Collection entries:
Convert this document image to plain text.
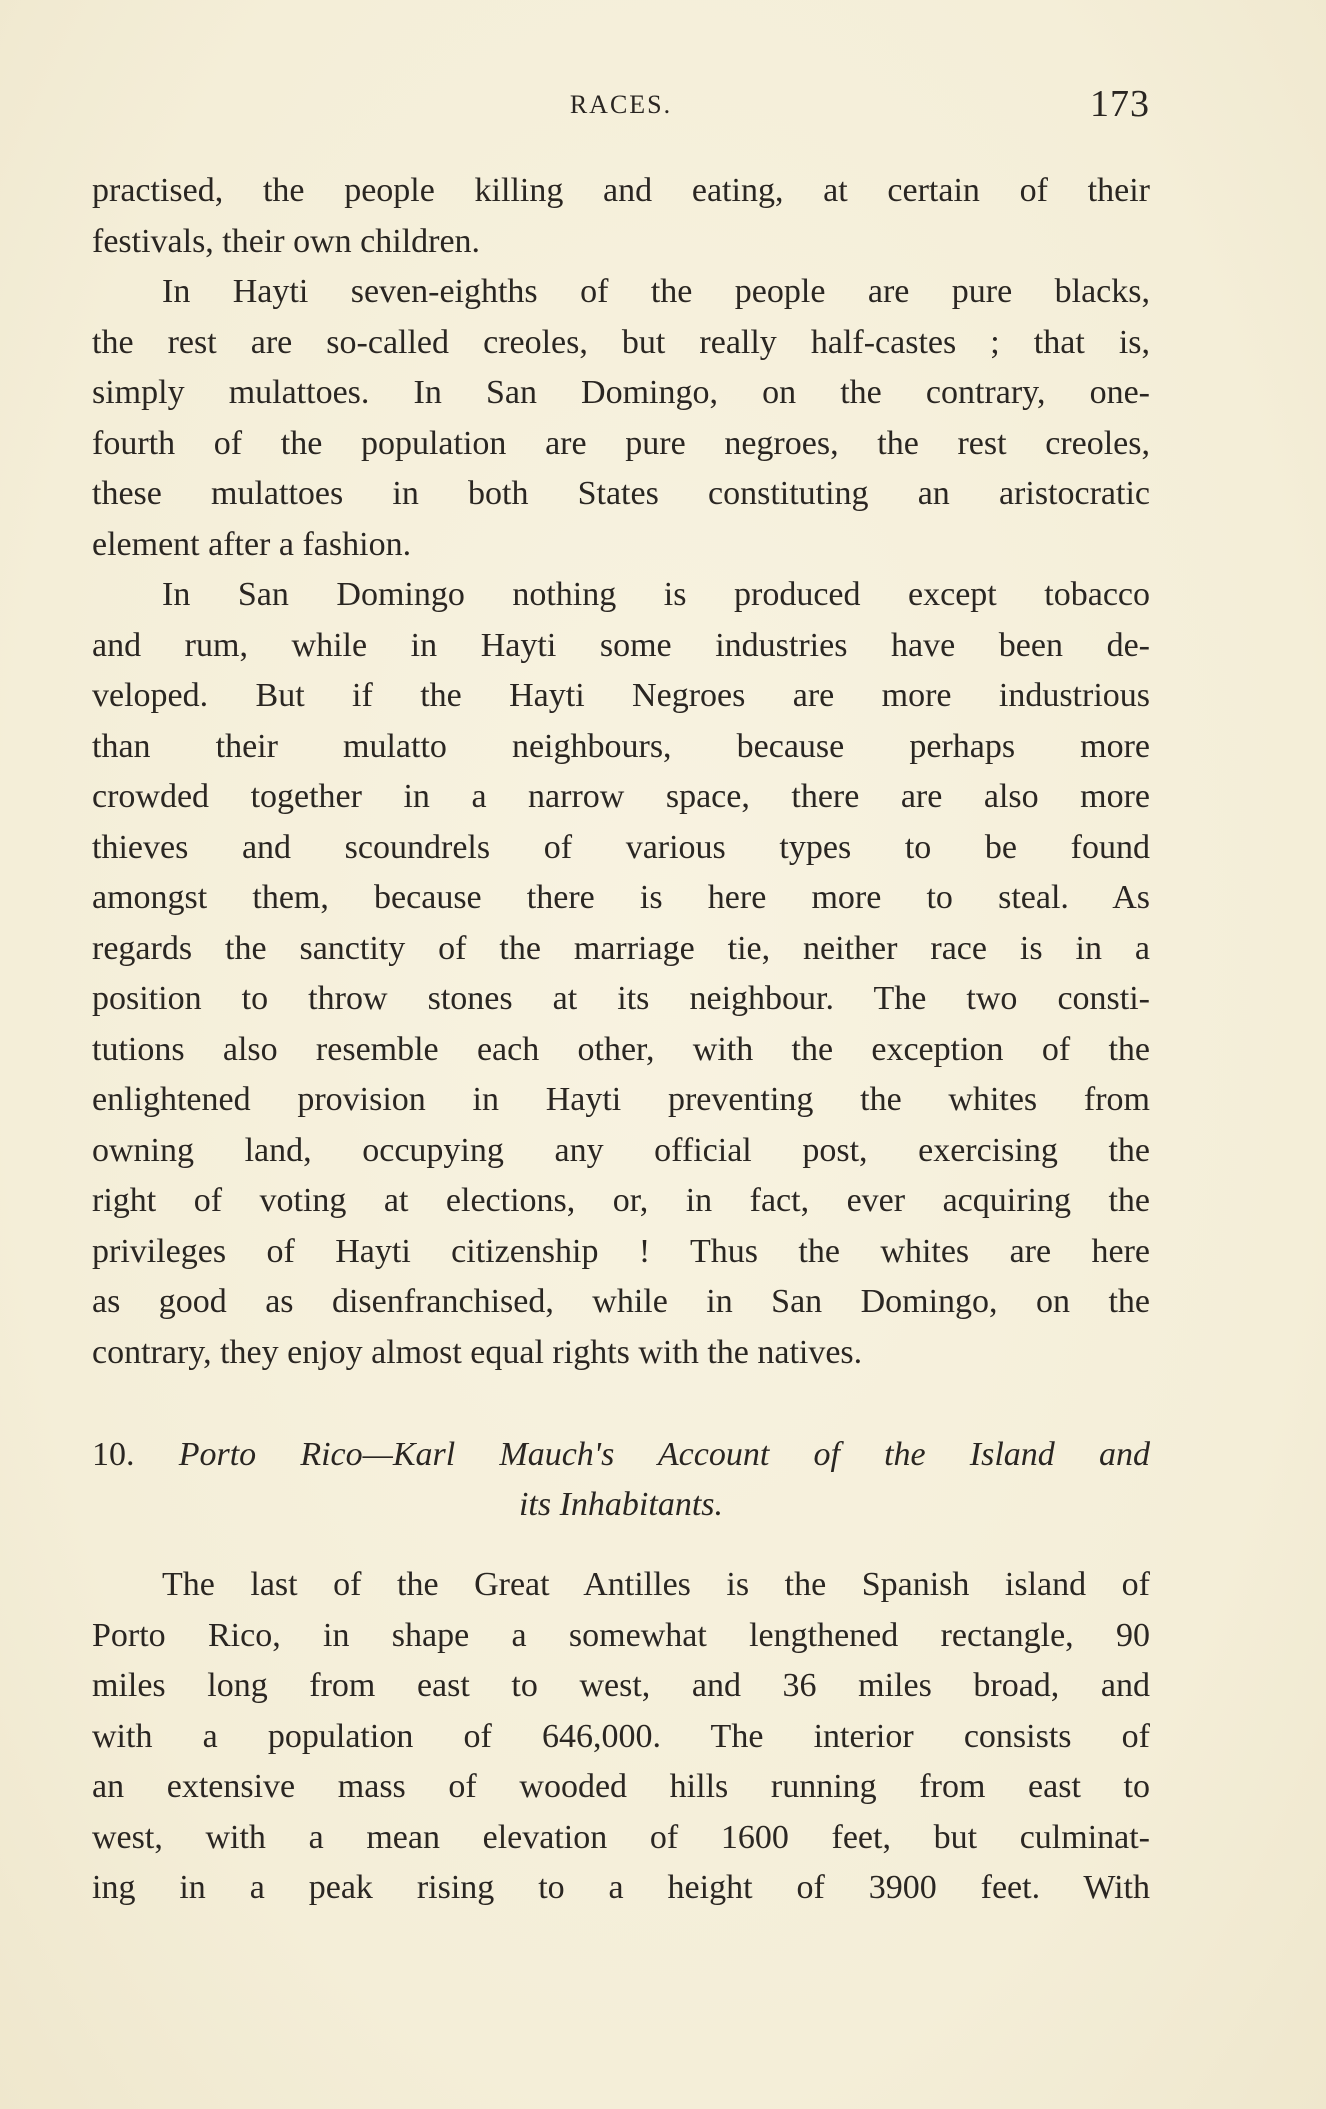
RACES.	173
practised, the people killing and eating, at certain of their
festivals, their own children.
In Hayti seven-eighths of the people are pure blacks,
the rest are so-called creoles, but really half-castes ; that is,
simply mulattoes. In San Domingo, on the contrary, one-
fourth of the population are pure negroes, the rest creoles,
these mulattoes in both States constituting an aristocratic
element after a fashion.
In San Domingo nothing is produced except tobacco
and rum, while in Hayti some industries have been de-
veloped. But if the Hayti Negroes are more industrious
than their mulatto neighbours, because perhaps more
crowded together in a narrow space, there are also more
thieves and scoundrels of various types to be found
amongst them, because there is here more to steal. As
regards the sanctity of the marriage tie, neither race is in a
position to throw stones at its neighbour. The two consti-
tutions also resemble each other, with the exception of the
enlightened provision in Hayti preventing the whites from
owning land, occupying any official post, exercising the
right of voting at elections, or, in fact, ever acquiring the
privileges of Hayti citizenship ! Thus the whites are here
as good as disenfranchised, while in San Domingo, on the
contrary, they enjoy almost equal rights with the natives.
10. Porto Rico—Karl Mauch's Account of the Island and
its Inhabitants.
The last of the Great Antilles is the Spanish island of
Porto Rico, in shape a somewhat lengthened rectangle, 90
miles long from east to west, and 36 miles broad, and
with a population of 646,000. The interior consists of
an extensive mass of wooded hills running from east to
west, with a mean elevation of 1600 feet, but culminat-
ing in a peak rising to a height of 3900 feet. With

WRITTEN TASK
Pick out each line containing "mulattoes" and report it.

SOLUTION FOR THIS TASK
simply mulattoes. In San Domingo, on the contrary, one-
these mulattoes in both States constituting an aristocratic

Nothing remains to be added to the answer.